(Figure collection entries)
——————

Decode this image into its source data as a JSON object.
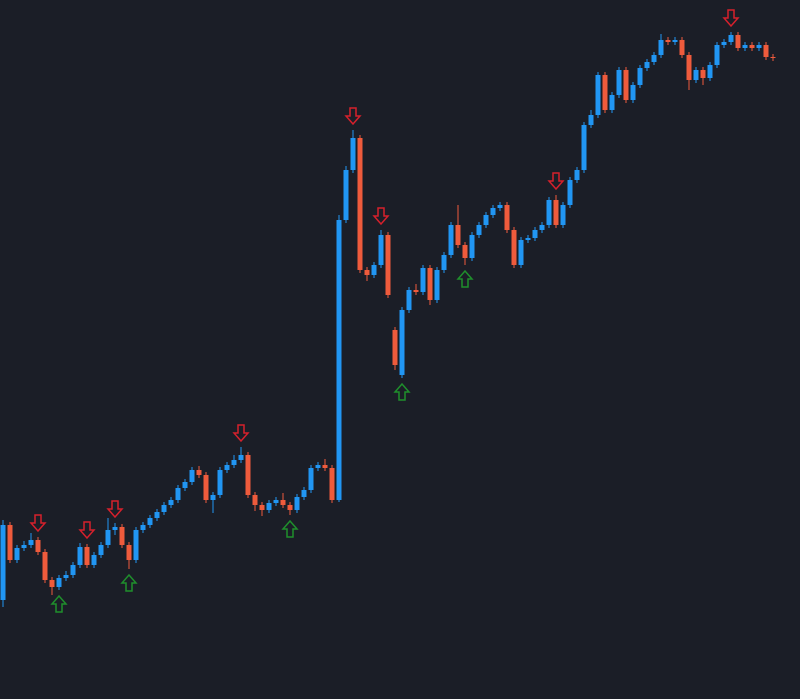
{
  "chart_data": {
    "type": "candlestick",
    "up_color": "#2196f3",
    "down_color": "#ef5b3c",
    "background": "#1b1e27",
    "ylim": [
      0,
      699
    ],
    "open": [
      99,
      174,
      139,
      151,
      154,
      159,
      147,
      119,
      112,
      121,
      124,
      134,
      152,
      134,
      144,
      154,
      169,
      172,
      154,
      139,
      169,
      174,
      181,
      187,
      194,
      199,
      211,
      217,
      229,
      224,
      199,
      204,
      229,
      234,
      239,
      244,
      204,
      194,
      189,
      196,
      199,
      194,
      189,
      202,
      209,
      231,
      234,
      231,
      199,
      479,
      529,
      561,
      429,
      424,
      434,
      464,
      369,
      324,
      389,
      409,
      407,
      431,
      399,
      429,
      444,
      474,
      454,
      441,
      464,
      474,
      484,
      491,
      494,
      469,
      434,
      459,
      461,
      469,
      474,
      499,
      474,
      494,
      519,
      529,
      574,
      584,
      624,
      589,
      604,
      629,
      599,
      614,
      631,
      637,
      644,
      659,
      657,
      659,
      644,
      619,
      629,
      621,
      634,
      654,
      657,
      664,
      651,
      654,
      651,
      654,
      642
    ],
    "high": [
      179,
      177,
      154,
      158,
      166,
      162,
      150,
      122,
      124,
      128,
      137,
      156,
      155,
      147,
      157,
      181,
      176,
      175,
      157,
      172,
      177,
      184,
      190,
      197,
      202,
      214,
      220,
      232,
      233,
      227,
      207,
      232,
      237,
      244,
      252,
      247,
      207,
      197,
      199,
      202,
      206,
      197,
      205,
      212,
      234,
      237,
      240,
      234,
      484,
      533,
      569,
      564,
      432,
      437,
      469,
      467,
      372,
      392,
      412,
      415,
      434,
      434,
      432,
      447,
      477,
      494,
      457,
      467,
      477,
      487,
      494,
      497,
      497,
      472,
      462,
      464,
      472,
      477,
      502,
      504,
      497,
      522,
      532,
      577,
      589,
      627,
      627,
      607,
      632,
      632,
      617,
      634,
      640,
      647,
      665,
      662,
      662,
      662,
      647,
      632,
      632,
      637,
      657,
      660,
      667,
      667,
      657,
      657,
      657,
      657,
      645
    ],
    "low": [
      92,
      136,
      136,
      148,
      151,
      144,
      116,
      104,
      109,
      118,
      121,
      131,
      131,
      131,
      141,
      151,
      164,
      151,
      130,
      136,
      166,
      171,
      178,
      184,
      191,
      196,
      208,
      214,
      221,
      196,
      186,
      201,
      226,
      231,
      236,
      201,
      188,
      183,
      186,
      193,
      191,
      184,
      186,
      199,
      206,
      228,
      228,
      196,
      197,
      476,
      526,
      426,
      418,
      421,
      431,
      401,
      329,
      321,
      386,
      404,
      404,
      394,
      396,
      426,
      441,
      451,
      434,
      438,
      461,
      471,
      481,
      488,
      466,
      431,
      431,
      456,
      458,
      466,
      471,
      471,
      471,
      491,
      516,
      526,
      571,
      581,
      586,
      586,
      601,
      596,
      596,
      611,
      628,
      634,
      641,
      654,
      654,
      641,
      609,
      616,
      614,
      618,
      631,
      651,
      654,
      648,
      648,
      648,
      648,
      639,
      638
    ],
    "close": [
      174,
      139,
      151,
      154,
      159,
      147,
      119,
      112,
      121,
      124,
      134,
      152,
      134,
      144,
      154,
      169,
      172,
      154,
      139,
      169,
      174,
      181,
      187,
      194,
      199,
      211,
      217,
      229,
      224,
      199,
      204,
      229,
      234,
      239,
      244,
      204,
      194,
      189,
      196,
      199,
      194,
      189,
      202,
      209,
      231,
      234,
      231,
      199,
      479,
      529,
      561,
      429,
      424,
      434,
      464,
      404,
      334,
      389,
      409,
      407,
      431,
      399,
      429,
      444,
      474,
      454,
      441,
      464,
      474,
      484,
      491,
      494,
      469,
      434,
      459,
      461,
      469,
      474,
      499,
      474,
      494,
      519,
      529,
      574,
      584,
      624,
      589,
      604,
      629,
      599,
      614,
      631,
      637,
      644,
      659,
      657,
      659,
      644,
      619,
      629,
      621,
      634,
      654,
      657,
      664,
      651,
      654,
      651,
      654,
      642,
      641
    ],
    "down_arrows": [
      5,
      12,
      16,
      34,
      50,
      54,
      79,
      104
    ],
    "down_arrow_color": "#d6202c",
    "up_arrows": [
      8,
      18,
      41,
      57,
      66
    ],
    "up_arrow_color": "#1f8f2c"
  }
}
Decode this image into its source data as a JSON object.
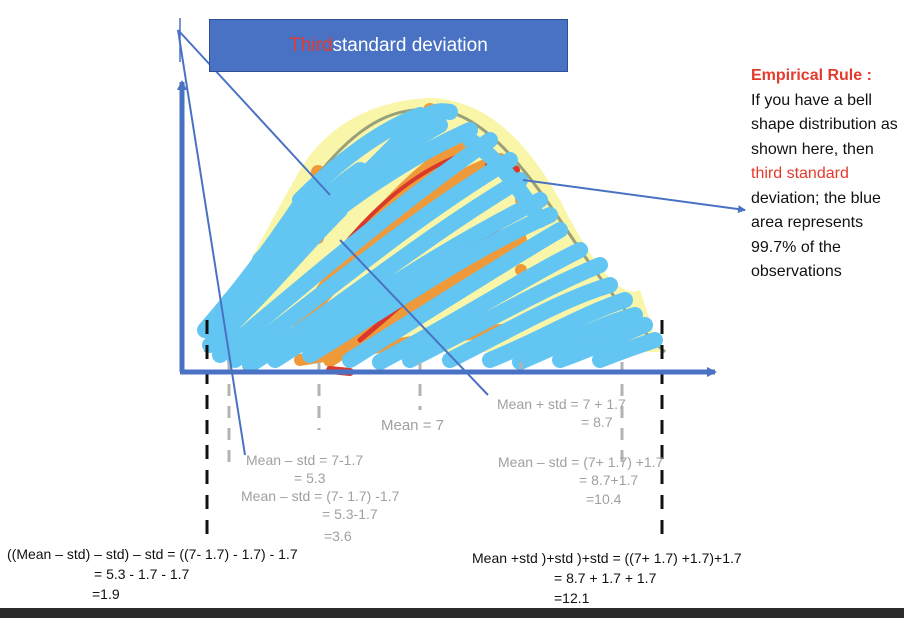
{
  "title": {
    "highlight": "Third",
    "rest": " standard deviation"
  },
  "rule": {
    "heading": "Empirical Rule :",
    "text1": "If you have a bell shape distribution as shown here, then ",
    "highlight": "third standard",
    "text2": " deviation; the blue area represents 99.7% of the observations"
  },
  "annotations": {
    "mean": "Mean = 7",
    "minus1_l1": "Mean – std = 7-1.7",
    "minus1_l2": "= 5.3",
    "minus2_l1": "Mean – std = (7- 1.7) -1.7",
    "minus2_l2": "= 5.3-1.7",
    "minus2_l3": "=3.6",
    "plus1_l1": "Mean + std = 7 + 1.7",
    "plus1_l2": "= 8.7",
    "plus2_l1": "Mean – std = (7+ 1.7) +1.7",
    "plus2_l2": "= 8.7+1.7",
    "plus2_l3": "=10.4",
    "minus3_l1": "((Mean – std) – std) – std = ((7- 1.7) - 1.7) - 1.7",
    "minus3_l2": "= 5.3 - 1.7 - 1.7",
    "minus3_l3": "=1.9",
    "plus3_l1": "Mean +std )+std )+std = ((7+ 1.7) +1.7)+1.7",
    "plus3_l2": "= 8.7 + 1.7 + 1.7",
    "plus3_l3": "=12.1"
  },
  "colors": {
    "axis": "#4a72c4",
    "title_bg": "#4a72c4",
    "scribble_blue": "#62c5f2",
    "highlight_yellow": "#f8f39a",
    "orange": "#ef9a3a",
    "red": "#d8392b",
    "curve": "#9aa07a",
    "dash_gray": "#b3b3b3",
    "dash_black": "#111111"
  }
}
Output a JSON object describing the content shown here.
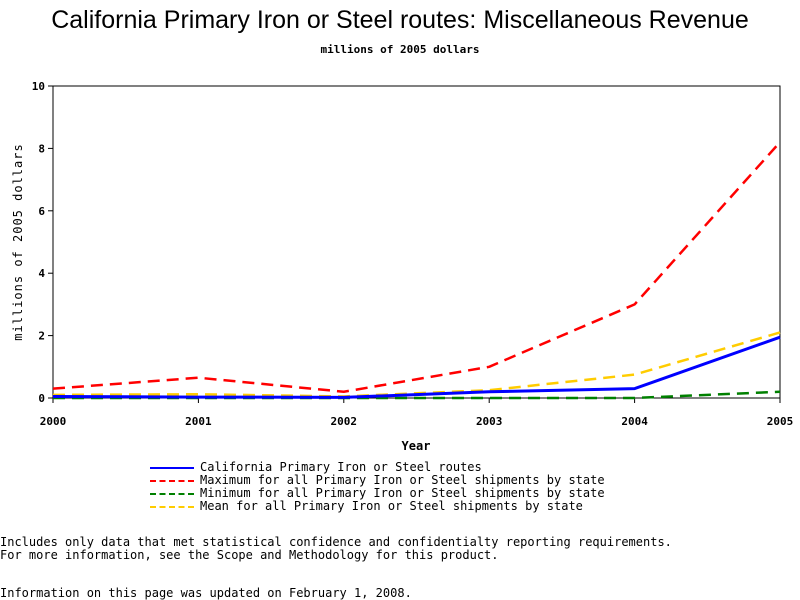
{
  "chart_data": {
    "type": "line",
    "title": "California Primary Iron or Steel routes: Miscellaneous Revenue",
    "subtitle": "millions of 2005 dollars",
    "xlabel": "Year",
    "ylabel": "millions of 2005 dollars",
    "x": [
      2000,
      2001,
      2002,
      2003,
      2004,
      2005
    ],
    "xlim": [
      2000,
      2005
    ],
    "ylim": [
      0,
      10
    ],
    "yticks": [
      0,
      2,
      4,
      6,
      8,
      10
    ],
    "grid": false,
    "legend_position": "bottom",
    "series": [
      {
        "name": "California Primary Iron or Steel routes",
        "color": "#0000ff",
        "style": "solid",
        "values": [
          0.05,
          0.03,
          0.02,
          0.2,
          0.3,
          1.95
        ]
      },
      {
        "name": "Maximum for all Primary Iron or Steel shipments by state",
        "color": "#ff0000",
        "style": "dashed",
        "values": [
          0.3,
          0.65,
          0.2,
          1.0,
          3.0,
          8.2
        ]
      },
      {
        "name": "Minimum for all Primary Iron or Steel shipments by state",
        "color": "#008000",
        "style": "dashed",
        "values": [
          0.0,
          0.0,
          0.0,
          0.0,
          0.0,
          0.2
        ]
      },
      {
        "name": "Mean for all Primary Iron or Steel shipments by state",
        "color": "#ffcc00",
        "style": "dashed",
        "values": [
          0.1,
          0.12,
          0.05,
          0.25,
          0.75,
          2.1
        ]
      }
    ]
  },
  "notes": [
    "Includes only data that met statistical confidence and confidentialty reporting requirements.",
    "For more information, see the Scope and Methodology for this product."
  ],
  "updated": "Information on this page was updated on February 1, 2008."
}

——————

§ **Work to be completed**
Of the lines in the material above, state how many contain the string "Primary"; give no other text.

§ **Final result**
5